Copy out the stretch of the post about a mother's disclosure from "Just for some" through "me to tell.", swapping the word "context" for "background".

:: EXCERPTED PASSAGE ::
== Segment start ==
Contains sexual abuse - My mum disclosing abuse to me
So this is kind of a weird situation. Usually when people think of disclosing abuse they think of a child telling a parent not the other way around.
Just for some context. About 11 years ago i told my mum i was sexually abuse by my father, and my mum believed and supported me. So it really makes sense why she would choose me to tell.
So during theses lockdowns my mum has been attending EMDR therapy paid privetly by a charity that support carers, as the nhs mh services wouldn't provide any more therapy!?(i dont understand it) she reached out through text explaining she was sorry she was a bad mum. I replied saying she did everything she could. As i though this was about what happened to me, as i know she blames herself. She continued to text and hinted somthing bad happened to her in her child hood.. i had a sinking feeling
My mum disclosed to me she was sexually abused by her farther. My grandad. And that she was struggling with flash backs and memories since he died two years ago. I told her i believed her and listened to her, and tried not to babble to much, or tell her what she should do. I was extremely nervous, and unsure what to say because this was my mother. I did advise her some techniques that help me with flashbacks and panic attacks as her therapist had not told her how to deal with these or advise her that these will get worse as she does the therapy.
Now i understand my mum will be going through hell. And she knows i am on the other end of a phone if she needs me. But i need to protect myself. Ive been sucked in before by my family trying to clean up messes. And ive ended up being very unwell and ended up being the bad guy. I stood up for myself last year for the first time. My partner was so proud of me. The other issue is im not well atm. Lockdown has triggerd my eating disorder and ive only just began my own therapy to deal with my own abuse. Im doing dbt then i will move on to therapy to deal with the past(it won't be EMDR , it didnt work for me).
And i am a mess this is my Grandad! The person i idolised! I changed my name to mums maiden name to avoid being reminded daily when i wrote out my second name, of the abuse i suffered! Now i have the name of my mothers abuser! This person also stood by me and believed me when i came out about the abuse! I'm angery, I'm upset and the last part of my family that i thought was 'normal' and 'untainted' was all a lie! (not blaming my mum btw)
I am hyperaware of the distress my mum is going though. I know i am privileged that she chose me to confide in. But at the same time i feel very alone. I spot to my mh nurse and my dbt therapist has a message from me to pick up on Monday. But i can't find anyone out there on the internet who has been on a similar situation, or any advice about a parent disclosing.
This is all very recent and my head is still in a spin.
Any response will be greatly appreciated.
== Segment end ==
:: SOURCE DATA ::
== Segment start ==
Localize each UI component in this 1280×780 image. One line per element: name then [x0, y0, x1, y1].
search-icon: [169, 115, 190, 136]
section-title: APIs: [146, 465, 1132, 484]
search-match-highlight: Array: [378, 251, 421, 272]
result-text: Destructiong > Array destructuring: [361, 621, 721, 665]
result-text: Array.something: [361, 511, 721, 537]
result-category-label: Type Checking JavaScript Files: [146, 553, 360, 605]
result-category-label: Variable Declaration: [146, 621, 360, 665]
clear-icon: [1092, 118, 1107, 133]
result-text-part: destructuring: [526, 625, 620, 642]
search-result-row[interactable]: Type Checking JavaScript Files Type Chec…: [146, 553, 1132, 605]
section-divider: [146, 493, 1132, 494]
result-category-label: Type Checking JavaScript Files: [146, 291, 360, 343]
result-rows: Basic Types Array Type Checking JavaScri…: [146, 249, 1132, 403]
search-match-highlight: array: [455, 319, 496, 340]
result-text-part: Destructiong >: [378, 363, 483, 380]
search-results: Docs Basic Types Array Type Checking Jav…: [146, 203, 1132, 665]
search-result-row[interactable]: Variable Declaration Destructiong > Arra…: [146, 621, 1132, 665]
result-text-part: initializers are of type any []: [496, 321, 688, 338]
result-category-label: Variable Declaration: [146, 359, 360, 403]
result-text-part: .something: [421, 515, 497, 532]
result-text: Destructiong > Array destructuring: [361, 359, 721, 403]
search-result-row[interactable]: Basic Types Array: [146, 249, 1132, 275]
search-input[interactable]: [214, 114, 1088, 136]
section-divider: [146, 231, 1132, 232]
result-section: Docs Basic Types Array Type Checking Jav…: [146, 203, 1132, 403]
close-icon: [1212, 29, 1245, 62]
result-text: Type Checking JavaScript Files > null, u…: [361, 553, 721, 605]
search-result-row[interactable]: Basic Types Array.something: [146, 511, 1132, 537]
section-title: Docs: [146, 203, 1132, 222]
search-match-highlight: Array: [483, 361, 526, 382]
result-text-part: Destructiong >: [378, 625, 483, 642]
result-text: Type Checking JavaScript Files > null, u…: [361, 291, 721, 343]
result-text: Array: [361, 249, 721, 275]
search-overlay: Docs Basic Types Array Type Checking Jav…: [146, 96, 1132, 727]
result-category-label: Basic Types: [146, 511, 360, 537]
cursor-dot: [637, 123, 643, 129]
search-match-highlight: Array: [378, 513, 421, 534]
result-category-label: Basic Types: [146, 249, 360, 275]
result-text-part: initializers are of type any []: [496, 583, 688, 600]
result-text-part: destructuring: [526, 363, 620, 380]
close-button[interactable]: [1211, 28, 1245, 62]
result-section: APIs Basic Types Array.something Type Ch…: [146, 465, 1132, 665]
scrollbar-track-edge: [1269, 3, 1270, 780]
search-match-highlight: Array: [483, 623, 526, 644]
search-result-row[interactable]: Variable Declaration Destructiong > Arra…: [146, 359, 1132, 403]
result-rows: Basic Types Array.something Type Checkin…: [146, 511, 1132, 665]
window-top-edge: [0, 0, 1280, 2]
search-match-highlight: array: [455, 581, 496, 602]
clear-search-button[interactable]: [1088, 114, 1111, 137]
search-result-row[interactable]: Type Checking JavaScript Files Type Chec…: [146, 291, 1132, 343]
== Segment end ==
:: WORKED SOLUTION ::
Just for some background. About 11 years ago i told my mum i was sexually abuse by my father, and my mum believed and supported me. So it really makes sense why she would choose me to tell.